▶ **INPUT DATA**:
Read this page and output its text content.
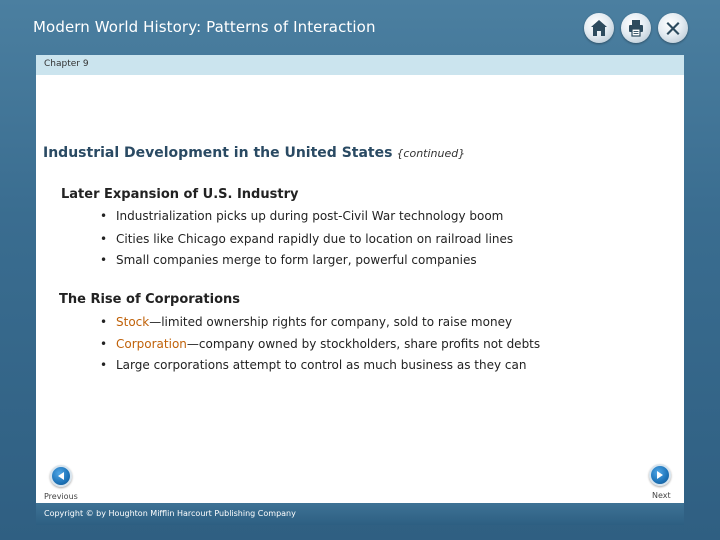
Modern World History: Patterns of Interaction
Chapter 9
Industrial Development in the United States {continued}
Later Expansion of U.S. Industry
• Industrialization picks up during post-Civil War technology boom
• Cities like Chicago expand rapidly due to location on railroad lines
• Small companies merge to form larger, powerful companies
The Rise of Corporations
• Stock—limited ownership rights for company, sold to raise money
• Corporation—company owned by stockholders, share profits not debts
• Large corporations attempt to control as much business as they can
Previous	Next
Copyright © by Houghton Mifflin Harcourt Publishing Company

▶ **WHAT THE EXERCISE ASKS**:
Every entry above needs to be retyped exactly; drop the pictures.

▶ **TASK SOLUTION**:
Read this page and output its text content.
Modern World History: Patterns of Interaction
Chapter 9
Industrial Development in the United States {continued}
Later Expansion of U.S. Industry
• Industrialization picks up during post-Civil War technology boom
• Cities like Chicago expand rapidly due to location on railroad lines
• Small companies merge to form larger, powerful companies
The Rise of Corporations
• Stock—limited ownership rights for company, sold to raise money
• Corporation—company owned by stockholders, share profits not debts
• Large corporations attempt to control as much business as they can
Previous	Next
Copyright © by Houghton Mifflin Harcourt Publishing Company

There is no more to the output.